— SUPPLIED RECORDS —
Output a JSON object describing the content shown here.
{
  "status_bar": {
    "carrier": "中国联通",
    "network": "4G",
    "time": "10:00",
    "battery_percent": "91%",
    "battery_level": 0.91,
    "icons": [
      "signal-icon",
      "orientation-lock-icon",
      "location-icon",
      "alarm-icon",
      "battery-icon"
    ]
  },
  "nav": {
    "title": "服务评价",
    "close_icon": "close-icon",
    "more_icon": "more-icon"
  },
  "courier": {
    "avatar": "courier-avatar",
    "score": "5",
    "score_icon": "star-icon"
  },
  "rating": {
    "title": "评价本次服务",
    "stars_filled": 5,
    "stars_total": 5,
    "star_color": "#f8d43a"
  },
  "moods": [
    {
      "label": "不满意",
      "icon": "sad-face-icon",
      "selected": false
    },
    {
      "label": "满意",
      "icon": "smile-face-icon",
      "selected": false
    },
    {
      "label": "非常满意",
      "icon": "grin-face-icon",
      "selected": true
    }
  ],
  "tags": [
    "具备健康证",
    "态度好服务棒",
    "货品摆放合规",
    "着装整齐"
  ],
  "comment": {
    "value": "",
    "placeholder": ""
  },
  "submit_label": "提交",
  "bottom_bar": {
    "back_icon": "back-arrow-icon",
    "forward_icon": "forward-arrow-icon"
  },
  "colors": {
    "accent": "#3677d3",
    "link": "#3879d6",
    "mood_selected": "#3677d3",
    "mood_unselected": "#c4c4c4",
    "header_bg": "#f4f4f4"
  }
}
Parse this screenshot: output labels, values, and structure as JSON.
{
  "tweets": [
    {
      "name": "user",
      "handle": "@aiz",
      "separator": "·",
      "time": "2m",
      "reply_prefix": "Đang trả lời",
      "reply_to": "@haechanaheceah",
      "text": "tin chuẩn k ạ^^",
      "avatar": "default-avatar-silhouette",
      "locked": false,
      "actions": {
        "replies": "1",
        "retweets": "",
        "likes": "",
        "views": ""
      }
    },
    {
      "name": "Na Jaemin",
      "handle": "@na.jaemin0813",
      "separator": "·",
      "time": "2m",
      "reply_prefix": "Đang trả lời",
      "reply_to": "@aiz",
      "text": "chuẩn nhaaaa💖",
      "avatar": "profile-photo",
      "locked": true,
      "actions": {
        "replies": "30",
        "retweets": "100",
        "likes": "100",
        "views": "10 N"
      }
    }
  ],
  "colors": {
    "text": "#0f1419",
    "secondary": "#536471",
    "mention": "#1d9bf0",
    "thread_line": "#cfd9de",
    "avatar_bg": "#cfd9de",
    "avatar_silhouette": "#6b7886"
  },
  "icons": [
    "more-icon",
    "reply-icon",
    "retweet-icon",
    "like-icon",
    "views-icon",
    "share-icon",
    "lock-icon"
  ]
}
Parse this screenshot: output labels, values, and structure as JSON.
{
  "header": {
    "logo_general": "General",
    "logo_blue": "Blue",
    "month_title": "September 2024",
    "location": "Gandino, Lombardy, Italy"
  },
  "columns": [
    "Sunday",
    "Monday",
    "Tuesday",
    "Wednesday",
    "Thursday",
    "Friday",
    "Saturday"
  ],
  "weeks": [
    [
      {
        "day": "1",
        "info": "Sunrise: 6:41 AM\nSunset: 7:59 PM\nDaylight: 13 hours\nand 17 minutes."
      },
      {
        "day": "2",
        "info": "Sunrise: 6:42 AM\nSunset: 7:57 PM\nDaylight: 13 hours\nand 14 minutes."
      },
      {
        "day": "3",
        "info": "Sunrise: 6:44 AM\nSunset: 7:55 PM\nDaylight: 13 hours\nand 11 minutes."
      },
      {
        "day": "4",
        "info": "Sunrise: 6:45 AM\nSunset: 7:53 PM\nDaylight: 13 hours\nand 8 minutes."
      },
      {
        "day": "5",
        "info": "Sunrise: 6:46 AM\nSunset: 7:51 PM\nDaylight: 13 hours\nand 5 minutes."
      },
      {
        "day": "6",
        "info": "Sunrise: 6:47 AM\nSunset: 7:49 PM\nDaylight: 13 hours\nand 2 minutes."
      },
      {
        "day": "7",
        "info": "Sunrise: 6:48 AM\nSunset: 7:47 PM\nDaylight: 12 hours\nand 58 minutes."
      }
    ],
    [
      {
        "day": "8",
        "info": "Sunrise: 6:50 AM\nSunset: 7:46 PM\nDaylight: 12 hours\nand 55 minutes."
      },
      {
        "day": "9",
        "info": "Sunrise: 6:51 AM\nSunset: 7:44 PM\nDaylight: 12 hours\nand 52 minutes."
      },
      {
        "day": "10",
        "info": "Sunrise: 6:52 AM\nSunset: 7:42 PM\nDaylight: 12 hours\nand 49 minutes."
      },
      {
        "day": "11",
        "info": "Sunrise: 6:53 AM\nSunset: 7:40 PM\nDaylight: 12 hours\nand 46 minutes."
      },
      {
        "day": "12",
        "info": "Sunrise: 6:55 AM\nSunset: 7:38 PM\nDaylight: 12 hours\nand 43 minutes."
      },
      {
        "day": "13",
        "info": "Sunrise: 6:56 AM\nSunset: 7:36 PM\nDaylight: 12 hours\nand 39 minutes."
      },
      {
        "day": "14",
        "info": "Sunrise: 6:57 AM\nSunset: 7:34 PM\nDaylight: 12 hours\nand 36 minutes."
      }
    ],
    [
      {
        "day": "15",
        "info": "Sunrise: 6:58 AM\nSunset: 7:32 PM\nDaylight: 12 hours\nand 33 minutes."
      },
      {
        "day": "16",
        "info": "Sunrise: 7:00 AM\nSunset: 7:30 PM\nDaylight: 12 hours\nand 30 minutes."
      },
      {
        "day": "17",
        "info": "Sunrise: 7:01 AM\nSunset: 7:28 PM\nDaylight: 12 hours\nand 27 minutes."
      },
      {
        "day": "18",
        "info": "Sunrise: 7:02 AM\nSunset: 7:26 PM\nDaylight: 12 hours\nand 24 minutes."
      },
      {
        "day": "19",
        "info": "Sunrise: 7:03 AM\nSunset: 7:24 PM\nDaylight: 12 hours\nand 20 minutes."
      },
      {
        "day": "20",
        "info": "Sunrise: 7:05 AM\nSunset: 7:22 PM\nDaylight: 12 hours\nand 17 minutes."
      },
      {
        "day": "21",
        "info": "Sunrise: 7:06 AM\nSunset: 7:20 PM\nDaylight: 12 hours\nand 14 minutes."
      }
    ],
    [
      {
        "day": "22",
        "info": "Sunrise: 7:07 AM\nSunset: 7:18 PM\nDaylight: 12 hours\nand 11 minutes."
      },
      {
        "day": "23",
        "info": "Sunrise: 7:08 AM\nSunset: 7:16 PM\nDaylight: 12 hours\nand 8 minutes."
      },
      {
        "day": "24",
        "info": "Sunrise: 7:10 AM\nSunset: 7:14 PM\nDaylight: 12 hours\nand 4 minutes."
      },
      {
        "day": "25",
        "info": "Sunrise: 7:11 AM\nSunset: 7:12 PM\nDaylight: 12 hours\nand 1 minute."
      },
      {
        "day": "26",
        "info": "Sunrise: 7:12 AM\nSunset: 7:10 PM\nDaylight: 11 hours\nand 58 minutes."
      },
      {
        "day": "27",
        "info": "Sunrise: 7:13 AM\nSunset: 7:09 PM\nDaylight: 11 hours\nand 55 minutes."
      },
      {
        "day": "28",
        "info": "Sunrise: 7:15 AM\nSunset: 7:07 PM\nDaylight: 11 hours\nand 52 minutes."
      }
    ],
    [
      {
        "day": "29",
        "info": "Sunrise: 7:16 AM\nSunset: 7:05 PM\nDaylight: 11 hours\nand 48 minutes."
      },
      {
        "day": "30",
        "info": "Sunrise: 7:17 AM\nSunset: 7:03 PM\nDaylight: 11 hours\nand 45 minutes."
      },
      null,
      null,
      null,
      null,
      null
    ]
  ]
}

— DIRECTIONS FOR THIS TASK —
Set down the material above again, word for word.

— ANSWER IN FULL —
Output a JSON object describing the content shown here.
{
  "status_bar": {
    "carrier": "中国联通",
    "network": "4G",
    "time": "10:00",
    "battery_percent": "91%",
    "battery_level": 0.91,
    "icons": [
      "signal-icon",
      "orientation-lock-icon",
      "location-icon",
      "alarm-icon",
      "battery-icon"
    ]
  },
  "nav": {
    "title": "服务评价",
    "close_icon": "close-icon",
    "more_icon": "more-icon"
  },
  "courier": {
    "avatar": "courier-avatar",
    "score": "5",
    "score_icon": "star-icon"
  },
  "rating": {
    "title": "评价本次服务",
    "stars_filled": 5,
    "stars_total": 5,
    "star_color": "#f8d43a"
  },
  "moods": [
    {
      "label": "不满意",
      "icon": "sad-face-icon",
      "selected": false
    },
    {
      "label": "满意",
      "icon": "smile-face-icon",
      "selected": false
    },
    {
      "label": "非常满意",
      "icon": "grin-face-icon",
      "selected": true
    }
  ],
  "tags": [
    "具备健康证",
    "态度好服务棒",
    "货品摆放合规",
    "着装整齐"
  ],
  "comment": {
    "value": "",
    "placeholder": ""
  },
  "submit_label": "提交",
  "bottom_bar": {
    "back_icon": "back-arrow-icon",
    "forward_icon": "forward-arrow-icon"
  },
  "colors": {
    "accent": "#3677d3",
    "link": "#3879d6",
    "mood_selected": "#3677d3",
    "mood_unselected": "#c4c4c4",
    "header_bg": "#f4f4f4"
  }
}
Parse this screenshot: output labels, values, and structure as JSON.
{
  "tweets": [
    {
      "name": "user",
      "handle": "@aiz",
      "separator": "·",
      "time": "2m",
      "reply_prefix": "Đang trả lời",
      "reply_to": "@haechanaheceah",
      "text": "tin chuẩn k ạ^^",
      "avatar": "default-avatar-silhouette",
      "locked": false,
      "actions": {
        "replies": "1",
        "retweets": "",
        "likes": "",
        "views": ""
      }
    },
    {
      "name": "Na Jaemin",
      "handle": "@na.jaemin0813",
      "separator": "·",
      "time": "2m",
      "reply_prefix": "Đang trả lời",
      "reply_to": "@aiz",
      "text": "chuẩn nhaaaa💖",
      "avatar": "profile-photo",
      "locked": true,
      "actions": {
        "replies": "30",
        "retweets": "100",
        "likes": "100",
        "views": "10 N"
      }
    }
  ],
  "colors": {
    "text": "#0f1419",
    "secondary": "#536471",
    "mention": "#1d9bf0",
    "thread_line": "#cfd9de",
    "avatar_bg": "#cfd9de",
    "avatar_silhouette": "#6b7886"
  },
  "icons": [
    "more-icon",
    "reply-icon",
    "retweet-icon",
    "like-icon",
    "views-icon",
    "share-icon",
    "lock-icon"
  ]
}
Parse this screenshot: output labels, values, and structure as JSON.
{
  "header": {
    "logo_general": "General",
    "logo_blue": "Blue",
    "month_title": "September 2024",
    "location": "Gandino, Lombardy, Italy"
  },
  "columns": [
    "Sunday",
    "Monday",
    "Tuesday",
    "Wednesday",
    "Thursday",
    "Friday",
    "Saturday"
  ],
  "weeks": [
    [
      {
        "day": "1",
        "info": "Sunrise: 6:41 AM\nSunset: 7:59 PM\nDaylight: 13 hours\nand 17 minutes."
      },
      {
        "day": "2",
        "info": "Sunrise: 6:42 AM\nSunset: 7:57 PM\nDaylight: 13 hours\nand 14 minutes."
      },
      {
        "day": "3",
        "info": "Sunrise: 6:44 AM\nSunset: 7:55 PM\nDaylight: 13 hours\nand 11 minutes."
      },
      {
        "day": "4",
        "info": "Sunrise: 6:45 AM\nSunset: 7:53 PM\nDaylight: 13 hours\nand 8 minutes."
      },
      {
        "day": "5",
        "info": "Sunrise: 6:46 AM\nSunset: 7:51 PM\nDaylight: 13 hours\nand 5 minutes."
      },
      {
        "day": "6",
        "info": "Sunrise: 6:47 AM\nSunset: 7:49 PM\nDaylight: 13 hours\nand 2 minutes."
      },
      {
        "day": "7",
        "info": "Sunrise: 6:48 AM\nSunset: 7:47 PM\nDaylight: 12 hours\nand 58 minutes."
      }
    ],
    [
      {
        "day": "8",
        "info": "Sunrise: 6:50 AM\nSunset: 7:46 PM\nDaylight: 12 hours\nand 55 minutes."
      },
      {
        "day": "9",
        "info": "Sunrise: 6:51 AM\nSunset: 7:44 PM\nDaylight: 12 hours\nand 52 minutes."
      },
      {
        "day": "10",
        "info": "Sunrise: 6:52 AM\nSunset: 7:42 PM\nDaylight: 12 hours\nand 49 minutes."
      },
      {
        "day": "11",
        "info": "Sunrise: 6:53 AM\nSunset: 7:40 PM\nDaylight: 12 hours\nand 46 minutes."
      },
      {
        "day": "12",
        "info": "Sunrise: 6:55 AM\nSunset: 7:38 PM\nDaylight: 12 hours\nand 43 minutes."
      },
      {
        "day": "13",
        "info": "Sunrise: 6:56 AM\nSunset: 7:36 PM\nDaylight: 12 hours\nand 39 minutes."
      },
      {
        "day": "14",
        "info": "Sunrise: 6:57 AM\nSunset: 7:34 PM\nDaylight: 12 hours\nand 36 minutes."
      }
    ],
    [
      {
        "day": "15",
        "info": "Sunrise: 6:58 AM\nSunset: 7:32 PM\nDaylight: 12 hours\nand 33 minutes."
      },
      {
        "day": "16",
        "info": "Sunrise: 7:00 AM\nSunset: 7:30 PM\nDaylight: 12 hours\nand 30 minutes."
      },
      {
        "day": "17",
        "info": "Sunrise: 7:01 AM\nSunset: 7:28 PM\nDaylight: 12 hours\nand 27 minutes."
      },
      {
        "day": "18",
        "info": "Sunrise: 7:02 AM\nSunset: 7:26 PM\nDaylight: 12 hours\nand 24 minutes."
      },
      {
        "day": "19",
        "info": "Sunrise: 7:03 AM\nSunset: 7:24 PM\nDaylight: 12 hours\nand 20 minutes."
      },
      {
        "day": "20",
        "info": "Sunrise: 7:05 AM\nSunset: 7:22 PM\nDaylight: 12 hours\nand 17 minutes."
      },
      {
        "day": "21",
        "info": "Sunrise: 7:06 AM\nSunset: 7:20 PM\nDaylight: 12 hours\nand 14 minutes."
      }
    ],
    [
      {
        "day": "22",
        "info": "Sunrise: 7:07 AM\nSunset: 7:18 PM\nDaylight: 12 hours\nand 11 minutes."
      },
      {
        "day": "23",
        "info": "Sunrise: 7:08 AM\nSunset: 7:16 PM\nDaylight: 12 hours\nand 8 minutes."
      },
      {
        "day": "24",
        "info": "Sunrise: 7:10 AM\nSunset: 7:14 PM\nDaylight: 12 hours\nand 4 minutes."
      },
      {
        "day": "25",
        "info": "Sunrise: 7:11 AM\nSunset: 7:12 PM\nDaylight: 12 hours\nand 1 minute."
      },
      {
        "day": "26",
        "info": "Sunrise: 7:12 AM\nSunset: 7:10 PM\nDaylight: 11 hours\nand 58 minutes."
      },
      {
        "day": "27",
        "info": "Sunrise: 7:13 AM\nSunset: 7:09 PM\nDaylight: 11 hours\nand 55 minutes."
      },
      {
        "day": "28",
        "info": "Sunrise: 7:15 AM\nSunset: 7:07 PM\nDaylight: 11 hours\nand 52 minutes."
      }
    ],
    [
      {
        "day": "29",
        "info": "Sunrise: 7:16 AM\nSunset: 7:05 PM\nDaylight: 11 hours\nand 48 minutes."
      },
      {
        "day": "30",
        "info": "Sunrise: 7:17 AM\nSunset: 7:03 PM\nDaylight: 11 hours\nand 45 minutes."
      },
      null,
      null,
      null,
      null,
      null
    ]
  ]
}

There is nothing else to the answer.